▸ EXERCISE: Each line containing the word "system" must be reported.

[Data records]
↓↓↓

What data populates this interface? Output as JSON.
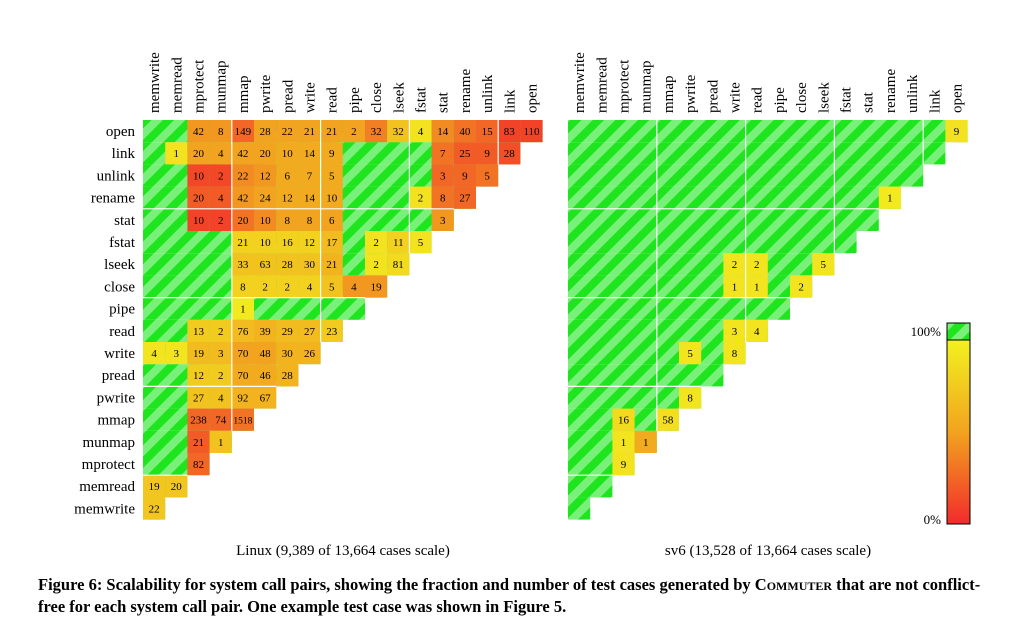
{
  "chart_data": {
    "type": "heatmap",
    "calls": [
      "open",
      "link",
      "unlink",
      "rename",
      "stat",
      "fstat",
      "lseek",
      "close",
      "pipe",
      "read",
      "write",
      "pread",
      "pwrite",
      "mmap",
      "munmap",
      "mprotect",
      "memread",
      "memwrite"
    ],
    "columns": [
      "memwrite",
      "memread",
      "mprotect",
      "munmap",
      "mmap",
      "pwrite",
      "pread",
      "write",
      "read",
      "pipe",
      "close",
      "lseek",
      "fstat",
      "stat",
      "rename",
      "unlink",
      "link",
      "open"
    ],
    "panels": [
      {
        "name": "linux",
        "label": "Linux (9,389 of 13,664 cases scale)",
        "cells": [
          [
            0,
            2,
            "42",
            0.45
          ],
          [
            0,
            3,
            "8",
            0.45
          ],
          [
            0,
            4,
            "149",
            0.25
          ],
          [
            0,
            5,
            "28",
            0.5
          ],
          [
            0,
            6,
            "22",
            0.5
          ],
          [
            0,
            7,
            "21",
            0.5
          ],
          [
            0,
            8,
            "21",
            0.5
          ],
          [
            0,
            9,
            "2",
            0.5
          ],
          [
            0,
            10,
            "32",
            0.35
          ],
          [
            0,
            11,
            "32",
            0.7
          ],
          [
            0,
            12,
            "4",
            0.9
          ],
          [
            0,
            13,
            "14",
            0.4
          ],
          [
            0,
            14,
            "40",
            0.3
          ],
          [
            0,
            15,
            "15",
            0.25
          ],
          [
            0,
            16,
            "83",
            0.1
          ],
          [
            0,
            17,
            "110",
            0.1
          ],
          [
            1,
            1,
            "1",
            0.9
          ],
          [
            1,
            2,
            "20",
            0.5
          ],
          [
            1,
            3,
            "4",
            0.5
          ],
          [
            1,
            4,
            "42",
            0.5
          ],
          [
            1,
            5,
            "20",
            0.5
          ],
          [
            1,
            6,
            "10",
            0.55
          ],
          [
            1,
            7,
            "14",
            0.55
          ],
          [
            1,
            8,
            "9",
            0.55
          ],
          [
            1,
            13,
            "7",
            0.3
          ],
          [
            1,
            14,
            "25",
            0.2
          ],
          [
            1,
            15,
            "9",
            0.2
          ],
          [
            1,
            16,
            "28",
            0.15
          ],
          [
            2,
            2,
            "10",
            0.12
          ],
          [
            2,
            3,
            "2",
            0.12
          ],
          [
            2,
            4,
            "22",
            0.4
          ],
          [
            2,
            5,
            "12",
            0.45
          ],
          [
            2,
            6,
            "6",
            0.55
          ],
          [
            2,
            7,
            "7",
            0.55
          ],
          [
            2,
            8,
            "5",
            0.55
          ],
          [
            2,
            13,
            "3",
            0.25
          ],
          [
            2,
            14,
            "9",
            0.25
          ],
          [
            2,
            15,
            "5",
            0.3
          ],
          [
            3,
            2,
            "20",
            0.2
          ],
          [
            3,
            3,
            "4",
            0.2
          ],
          [
            3,
            4,
            "42",
            0.45
          ],
          [
            3,
            5,
            "24",
            0.5
          ],
          [
            3,
            6,
            "12",
            0.55
          ],
          [
            3,
            7,
            "14",
            0.55
          ],
          [
            3,
            8,
            "10",
            0.55
          ],
          [
            3,
            12,
            "2",
            0.9
          ],
          [
            3,
            13,
            "8",
            0.3
          ],
          [
            3,
            14,
            "27",
            0.25
          ],
          [
            4,
            2,
            "10",
            0.1
          ],
          [
            4,
            3,
            "2",
            0.1
          ],
          [
            4,
            4,
            "20",
            0.3
          ],
          [
            4,
            5,
            "10",
            0.4
          ],
          [
            4,
            6,
            "8",
            0.5
          ],
          [
            4,
            7,
            "8",
            0.5
          ],
          [
            4,
            8,
            "6",
            0.5
          ],
          [
            4,
            13,
            "3",
            0.45
          ],
          [
            5,
            4,
            "21",
            0.8
          ],
          [
            5,
            5,
            "10",
            0.8
          ],
          [
            5,
            6,
            "16",
            0.8
          ],
          [
            5,
            7,
            "12",
            0.8
          ],
          [
            5,
            8,
            "17",
            0.65
          ],
          [
            5,
            10,
            "2",
            0.9
          ],
          [
            5,
            11,
            "11",
            0.8
          ],
          [
            5,
            12,
            "5",
            0.9
          ],
          [
            6,
            4,
            "33",
            0.7
          ],
          [
            6,
            5,
            "63",
            0.7
          ],
          [
            6,
            6,
            "28",
            0.7
          ],
          [
            6,
            7,
            "30",
            0.7
          ],
          [
            6,
            8,
            "21",
            0.6
          ],
          [
            6,
            10,
            "2",
            0.9
          ],
          [
            6,
            11,
            "81",
            0.85
          ],
          [
            7,
            4,
            "8",
            0.8
          ],
          [
            7,
            5,
            "2",
            0.8
          ],
          [
            7,
            6,
            "2",
            0.8
          ],
          [
            7,
            7,
            "4",
            0.8
          ],
          [
            7,
            8,
            "5",
            0.7
          ],
          [
            7,
            9,
            "4",
            0.45
          ],
          [
            7,
            10,
            "19",
            0.45
          ],
          [
            8,
            4,
            "1",
            0.95
          ],
          [
            9,
            2,
            "13",
            0.75
          ],
          [
            9,
            3,
            "2",
            0.75
          ],
          [
            9,
            4,
            "76",
            0.65
          ],
          [
            9,
            5,
            "39",
            0.6
          ],
          [
            9,
            6,
            "29",
            0.65
          ],
          [
            9,
            7,
            "27",
            0.65
          ],
          [
            9,
            8,
            "23",
            0.75
          ],
          [
            10,
            0,
            "4",
            0.92
          ],
          [
            10,
            1,
            "3",
            0.92
          ],
          [
            10,
            2,
            "19",
            0.65
          ],
          [
            10,
            3,
            "3",
            0.65
          ],
          [
            10,
            4,
            "70",
            0.5
          ],
          [
            10,
            5,
            "48",
            0.5
          ],
          [
            10,
            6,
            "30",
            0.6
          ],
          [
            10,
            7,
            "26",
            0.6
          ],
          [
            11,
            2,
            "12",
            0.75
          ],
          [
            11,
            3,
            "2",
            0.75
          ],
          [
            11,
            4,
            "70",
            0.55
          ],
          [
            11,
            5,
            "46",
            0.55
          ],
          [
            11,
            6,
            "28",
            0.6
          ],
          [
            12,
            2,
            "27",
            0.7
          ],
          [
            12,
            3,
            "4",
            0.7
          ],
          [
            12,
            4,
            "92",
            0.6
          ],
          [
            12,
            5,
            "67",
            0.6
          ],
          [
            13,
            2,
            "238",
            0.25
          ],
          [
            13,
            3,
            "74",
            0.25
          ],
          [
            13,
            4,
            "1518",
            0.3
          ],
          [
            14,
            2,
            "21",
            0.2
          ],
          [
            14,
            3,
            "1",
            0.7
          ],
          [
            15,
            2,
            "82",
            0.25
          ],
          [
            16,
            0,
            "19",
            0.72
          ],
          [
            16,
            1,
            "20",
            0.72
          ],
          [
            17,
            0,
            "22",
            0.72
          ]
        ]
      },
      {
        "name": "sv6",
        "label": "sv6 (13,528 of 13,664 cases scale)",
        "cells": [
          [
            0,
            17,
            "9",
            0.9
          ],
          [
            3,
            14,
            "1",
            0.95
          ],
          [
            6,
            7,
            "2",
            0.92
          ],
          [
            6,
            8,
            "2",
            0.92
          ],
          [
            6,
            11,
            "5",
            0.92
          ],
          [
            7,
            7,
            "1",
            0.92
          ],
          [
            7,
            8,
            "1",
            0.92
          ],
          [
            7,
            10,
            "2",
            0.92
          ],
          [
            9,
            7,
            "3",
            0.92
          ],
          [
            9,
            8,
            "4",
            0.92
          ],
          [
            10,
            5,
            "5",
            0.92
          ],
          [
            10,
            7,
            "8",
            0.92
          ],
          [
            12,
            5,
            "8",
            0.92
          ],
          [
            13,
            2,
            "16",
            0.85
          ],
          [
            13,
            4,
            "58",
            0.88
          ],
          [
            14,
            2,
            "1",
            0.92
          ],
          [
            14,
            3,
            "1",
            0.55
          ],
          [
            15,
            2,
            "9",
            0.9
          ]
        ]
      }
    ],
    "legend": {
      "top_label": "100%",
      "bottom_label": "0%"
    }
  },
  "caption": {
    "part1": "Figure 6: Scalability for system call pairs, showing the fraction and number of test cases generated by ",
    "tool": "Commuter",
    "part2": " that are not conflict-free for each system call pair. One example test case was shown in Figure 5."
  },
  "colors": {
    "stripe_green": "#1fe51f",
    "stripe_light": "#7cf27c",
    "red": "#f22b2b",
    "orange": "#f28a2b",
    "yellow": "#f2e91f"
  }
}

↑↑↑

▸ REPLY:
    "part1": "Figure 6: Scalability for system call pairs, showing the fraction and number of test cases generated by ",
    "part2": " that are not conflict-free for each system call pair. One example test case was shown in Figure 5."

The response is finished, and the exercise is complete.